>> begin
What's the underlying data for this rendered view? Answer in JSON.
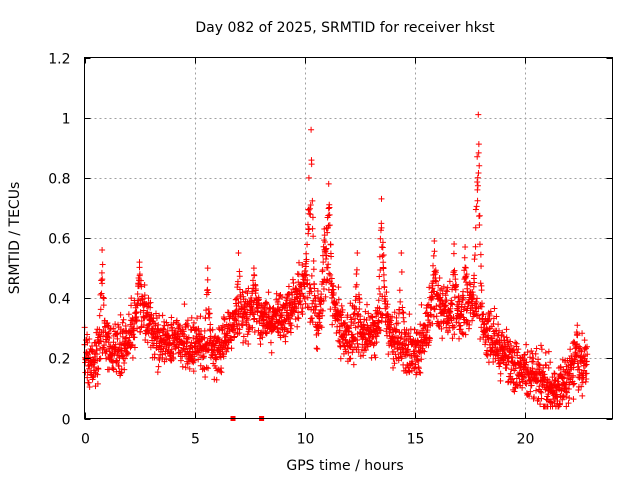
{
  "chart_data": {
    "type": "scatter",
    "title": "Day 082 of 2025, SRMTID for receiver hkst",
    "xlabel": "GPS time / hours",
    "ylabel": "SRMTID / TECUs",
    "xlim": [
      0,
      24
    ],
    "ylim": [
      0,
      1.2
    ],
    "x_ticks": [
      "0",
      "5",
      "10",
      "15",
      "20"
    ],
    "y_ticks": [
      "0",
      "0.2",
      "0.4",
      "0.6",
      "0.8",
      "1",
      "1.2"
    ],
    "grid": true,
    "marker": "+",
    "color": "#ff0000",
    "profile": [
      [
        0.0,
        0.22
      ],
      [
        0.4,
        0.17
      ],
      [
        0.8,
        0.26
      ],
      [
        1.3,
        0.23
      ],
      [
        1.8,
        0.24
      ],
      [
        2.3,
        0.32
      ],
      [
        2.7,
        0.37
      ],
      [
        3.2,
        0.27
      ],
      [
        3.7,
        0.25
      ],
      [
        4.2,
        0.27
      ],
      [
        4.7,
        0.24
      ],
      [
        5.2,
        0.25
      ],
      [
        5.7,
        0.22
      ],
      [
        6.2,
        0.24
      ],
      [
        6.7,
        0.31
      ],
      [
        7.2,
        0.33
      ],
      [
        7.7,
        0.35
      ],
      [
        8.3,
        0.33
      ],
      [
        8.8,
        0.34
      ],
      [
        9.3,
        0.35
      ],
      [
        9.7,
        0.4
      ],
      [
        10.0,
        0.45
      ],
      [
        10.3,
        0.4
      ],
      [
        10.6,
        0.3
      ],
      [
        11.0,
        0.5
      ],
      [
        11.4,
        0.36
      ],
      [
        11.8,
        0.26
      ],
      [
        12.3,
        0.29
      ],
      [
        12.8,
        0.27
      ],
      [
        13.3,
        0.3
      ],
      [
        13.6,
        0.38
      ],
      [
        14.0,
        0.26
      ],
      [
        14.5,
        0.24
      ],
      [
        15.0,
        0.21
      ],
      [
        15.4,
        0.26
      ],
      [
        15.8,
        0.36
      ],
      [
        16.3,
        0.38
      ],
      [
        16.8,
        0.33
      ],
      [
        17.3,
        0.35
      ],
      [
        17.8,
        0.4
      ],
      [
        18.1,
        0.33
      ],
      [
        18.5,
        0.26
      ],
      [
        19.0,
        0.22
      ],
      [
        19.5,
        0.18
      ],
      [
        20.0,
        0.16
      ],
      [
        20.5,
        0.14
      ],
      [
        21.0,
        0.1
      ],
      [
        21.5,
        0.09
      ],
      [
        22.0,
        0.15
      ],
      [
        22.6,
        0.18
      ],
      [
        22.85,
        0.18
      ]
    ],
    "spread": 0.09,
    "samples_per_hour": 120,
    "peaks": [
      {
        "x": 10.3,
        "y": 0.96
      },
      {
        "x": 10.2,
        "y": 0.8
      },
      {
        "x": 11.1,
        "y": 0.78
      },
      {
        "x": 10.9,
        "y": 0.63
      },
      {
        "x": 13.5,
        "y": 0.73
      },
      {
        "x": 14.4,
        "y": 0.55
      },
      {
        "x": 15.9,
        "y": 0.59
      },
      {
        "x": 16.8,
        "y": 0.58
      },
      {
        "x": 17.3,
        "y": 0.57
      },
      {
        "x": 17.9,
        "y": 1.01
      },
      {
        "x": 17.85,
        "y": 0.87
      },
      {
        "x": 0.8,
        "y": 0.56
      },
      {
        "x": 2.5,
        "y": 0.52
      },
      {
        "x": 5.6,
        "y": 0.5
      },
      {
        "x": 7.0,
        "y": 0.55
      },
      {
        "x": 7.7,
        "y": 0.5
      },
      {
        "x": 12.4,
        "y": 0.55
      },
      {
        "x": 22.4,
        "y": 0.31
      }
    ],
    "outliers": [
      [
        6.75,
        0.0
      ],
      [
        8.05,
        0.0
      ]
    ]
  }
}
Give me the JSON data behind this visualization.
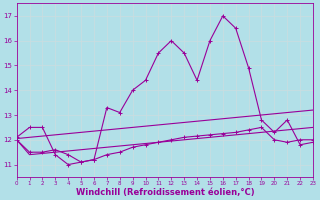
{
  "xlabel": "Windchill (Refroidissement éolien,°C)",
  "bg_color": "#b2e0e8",
  "grid_color": "#c8dde0",
  "line_color": "#990099",
  "xlim": [
    0,
    23
  ],
  "ylim": [
    10.5,
    17.5
  ],
  "yticks": [
    11,
    12,
    13,
    14,
    15,
    16,
    17
  ],
  "xticks": [
    0,
    1,
    2,
    3,
    4,
    5,
    6,
    7,
    8,
    9,
    10,
    11,
    12,
    13,
    14,
    15,
    16,
    17,
    18,
    19,
    20,
    21,
    22,
    23
  ],
  "series1_x": [
    0,
    1,
    2,
    3,
    4,
    5,
    6,
    7,
    8,
    9,
    10,
    11,
    12,
    13,
    14,
    15,
    16,
    17,
    18,
    19,
    20,
    21,
    22,
    23
  ],
  "series1_y": [
    12.1,
    12.5,
    12.5,
    11.4,
    11.0,
    11.1,
    11.2,
    13.3,
    13.1,
    14.0,
    14.4,
    15.5,
    16.0,
    15.5,
    14.4,
    16.0,
    17.0,
    16.5,
    14.9,
    12.8,
    12.3,
    12.8,
    11.8,
    11.9
  ],
  "series2_x": [
    0,
    1,
    2,
    3,
    4,
    5,
    6,
    7,
    8,
    9,
    10,
    11,
    12,
    13,
    14,
    15,
    16,
    17,
    18,
    19,
    20,
    21,
    22,
    23
  ],
  "series2_y": [
    12.05,
    12.1,
    12.15,
    12.2,
    12.25,
    12.3,
    12.35,
    12.4,
    12.45,
    12.5,
    12.55,
    12.6,
    12.65,
    12.7,
    12.75,
    12.8,
    12.85,
    12.9,
    12.95,
    13.0,
    13.05,
    13.1,
    13.15,
    13.2
  ],
  "series3_x": [
    0,
    1,
    2,
    3,
    4,
    5,
    6,
    7,
    8,
    9,
    10,
    11,
    12,
    13,
    14,
    15,
    16,
    17,
    18,
    19,
    20,
    21,
    22,
    23
  ],
  "series3_y": [
    12.0,
    11.5,
    11.5,
    11.6,
    11.4,
    11.1,
    11.2,
    11.4,
    11.5,
    11.7,
    11.8,
    11.9,
    12.0,
    12.1,
    12.15,
    12.2,
    12.25,
    12.3,
    12.4,
    12.5,
    12.0,
    11.9,
    12.0,
    12.0
  ],
  "series4_x": [
    0,
    1,
    2,
    3,
    4,
    5,
    6,
    7,
    8,
    9,
    10,
    11,
    12,
    13,
    14,
    15,
    16,
    17,
    18,
    19,
    20,
    21,
    22,
    23
  ],
  "series4_y": [
    12.0,
    11.4,
    11.45,
    11.5,
    11.55,
    11.6,
    11.65,
    11.7,
    11.75,
    11.8,
    11.85,
    11.9,
    11.95,
    12.0,
    12.05,
    12.1,
    12.15,
    12.2,
    12.25,
    12.3,
    12.35,
    12.4,
    12.45,
    12.5
  ],
  "xlabel_fontsize": 6,
  "tick_fontsize": 5,
  "line_width": 0.8,
  "marker_size": 2.5
}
>> end
▸ WHAT THE TASK ASKS
Transcribe each entry above exactly, apart from the pictures.

▸ FINAL RESULT
What's the underlying data for this rendered view? Answer in JSON.
{
  "chart_data": {
    "type": "scatter",
    "title": "Day 082 of 2025, SRMTID for receiver hkst",
    "xlabel": "GPS time / hours",
    "ylabel": "SRMTID / TECUs",
    "xlim": [
      0,
      24
    ],
    "ylim": [
      0,
      1.2
    ],
    "x_ticks": [
      "0",
      "5",
      "10",
      "15",
      "20"
    ],
    "y_ticks": [
      "0",
      "0.2",
      "0.4",
      "0.6",
      "0.8",
      "1",
      "1.2"
    ],
    "grid": true,
    "marker": "+",
    "color": "#ff0000",
    "profile": [
      [
        0.0,
        0.22
      ],
      [
        0.4,
        0.17
      ],
      [
        0.8,
        0.26
      ],
      [
        1.3,
        0.23
      ],
      [
        1.8,
        0.24
      ],
      [
        2.3,
        0.32
      ],
      [
        2.7,
        0.37
      ],
      [
        3.2,
        0.27
      ],
      [
        3.7,
        0.25
      ],
      [
        4.2,
        0.27
      ],
      [
        4.7,
        0.24
      ],
      [
        5.2,
        0.25
      ],
      [
        5.7,
        0.22
      ],
      [
        6.2,
        0.24
      ],
      [
        6.7,
        0.31
      ],
      [
        7.2,
        0.33
      ],
      [
        7.7,
        0.35
      ],
      [
        8.3,
        0.33
      ],
      [
        8.8,
        0.34
      ],
      [
        9.3,
        0.35
      ],
      [
        9.7,
        0.4
      ],
      [
        10.0,
        0.45
      ],
      [
        10.3,
        0.4
      ],
      [
        10.6,
        0.3
      ],
      [
        11.0,
        0.5
      ],
      [
        11.4,
        0.36
      ],
      [
        11.8,
        0.26
      ],
      [
        12.3,
        0.29
      ],
      [
        12.8,
        0.27
      ],
      [
        13.3,
        0.3
      ],
      [
        13.6,
        0.38
      ],
      [
        14.0,
        0.26
      ],
      [
        14.5,
        0.24
      ],
      [
        15.0,
        0.21
      ],
      [
        15.4,
        0.26
      ],
      [
        15.8,
        0.36
      ],
      [
        16.3,
        0.38
      ],
      [
        16.8,
        0.33
      ],
      [
        17.3,
        0.35
      ],
      [
        17.8,
        0.4
      ],
      [
        18.1,
        0.33
      ],
      [
        18.5,
        0.26
      ],
      [
        19.0,
        0.22
      ],
      [
        19.5,
        0.18
      ],
      [
        20.0,
        0.16
      ],
      [
        20.5,
        0.14
      ],
      [
        21.0,
        0.1
      ],
      [
        21.5,
        0.09
      ],
      [
        22.0,
        0.15
      ],
      [
        22.6,
        0.18
      ],
      [
        22.85,
        0.18
      ]
    ],
    "spread": 0.09,
    "samples_per_hour": 120,
    "peaks": [
      {
        "x": 10.3,
        "y": 0.96
      },
      {
        "x": 10.2,
        "y": 0.8
      },
      {
        "x": 11.1,
        "y": 0.78
      },
      {
        "x": 10.9,
        "y": 0.63
      },
      {
        "x": 13.5,
        "y": 0.73
      },
      {
        "x": 14.4,
        "y": 0.55
      },
      {
        "x": 15.9,
        "y": 0.59
      },
      {
        "x": 16.8,
        "y": 0.58
      },
      {
        "x": 17.3,
        "y": 0.57
      },
      {
        "x": 17.9,
        "y": 1.01
      },
      {
        "x": 17.85,
        "y": 0.87
      },
      {
        "x": 0.8,
        "y": 0.56
      },
      {
        "x": 2.5,
        "y": 0.52
      },
      {
        "x": 5.6,
        "y": 0.5
      },
      {
        "x": 7.0,
        "y": 0.55
      },
      {
        "x": 7.7,
        "y": 0.5
      },
      {
        "x": 12.4,
        "y": 0.55
      },
      {
        "x": 22.4,
        "y": 0.31
      }
    ],
    "outliers": [
      [
        6.75,
        0.0
      ],
      [
        8.05,
        0.0
      ]
    ]
  }
}
Give me the JSON data behind this visualization.
{
  "xlabel": "Windchill (Refroidissement éolien,°C)",
  "bg_color": "#b2e0e8",
  "grid_color": "#c8dde0",
  "line_color": "#990099",
  "xlim": [
    0,
    23
  ],
  "ylim": [
    10.5,
    17.5
  ],
  "yticks": [
    11,
    12,
    13,
    14,
    15,
    16,
    17
  ],
  "xticks": [
    0,
    1,
    2,
    3,
    4,
    5,
    6,
    7,
    8,
    9,
    10,
    11,
    12,
    13,
    14,
    15,
    16,
    17,
    18,
    19,
    20,
    21,
    22,
    23
  ],
  "series1_x": [
    0,
    1,
    2,
    3,
    4,
    5,
    6,
    7,
    8,
    9,
    10,
    11,
    12,
    13,
    14,
    15,
    16,
    17,
    18,
    19,
    20,
    21,
    22,
    23
  ],
  "series1_y": [
    12.1,
    12.5,
    12.5,
    11.4,
    11.0,
    11.1,
    11.2,
    13.3,
    13.1,
    14.0,
    14.4,
    15.5,
    16.0,
    15.5,
    14.4,
    16.0,
    17.0,
    16.5,
    14.9,
    12.8,
    12.3,
    12.8,
    11.8,
    11.9
  ],
  "series2_x": [
    0,
    1,
    2,
    3,
    4,
    5,
    6,
    7,
    8,
    9,
    10,
    11,
    12,
    13,
    14,
    15,
    16,
    17,
    18,
    19,
    20,
    21,
    22,
    23
  ],
  "series2_y": [
    12.05,
    12.1,
    12.15,
    12.2,
    12.25,
    12.3,
    12.35,
    12.4,
    12.45,
    12.5,
    12.55,
    12.6,
    12.65,
    12.7,
    12.75,
    12.8,
    12.85,
    12.9,
    12.95,
    13.0,
    13.05,
    13.1,
    13.15,
    13.2
  ],
  "series3_x": [
    0,
    1,
    2,
    3,
    4,
    5,
    6,
    7,
    8,
    9,
    10,
    11,
    12,
    13,
    14,
    15,
    16,
    17,
    18,
    19,
    20,
    21,
    22,
    23
  ],
  "series3_y": [
    12.0,
    11.5,
    11.5,
    11.6,
    11.4,
    11.1,
    11.2,
    11.4,
    11.5,
    11.7,
    11.8,
    11.9,
    12.0,
    12.1,
    12.15,
    12.2,
    12.25,
    12.3,
    12.4,
    12.5,
    12.0,
    11.9,
    12.0,
    12.0
  ],
  "series4_x": [
    0,
    1,
    2,
    3,
    4,
    5,
    6,
    7,
    8,
    9,
    10,
    11,
    12,
    13,
    14,
    15,
    16,
    17,
    18,
    19,
    20,
    21,
    22,
    23
  ],
  "series4_y": [
    12.0,
    11.4,
    11.45,
    11.5,
    11.55,
    11.6,
    11.65,
    11.7,
    11.75,
    11.8,
    11.85,
    11.9,
    11.95,
    12.0,
    12.05,
    12.1,
    12.15,
    12.2,
    12.25,
    12.3,
    12.35,
    12.4,
    12.45,
    12.5
  ],
  "xlabel_fontsize": 6,
  "tick_fontsize": 5,
  "line_width": 0.8,
  "marker_size": 2.5
}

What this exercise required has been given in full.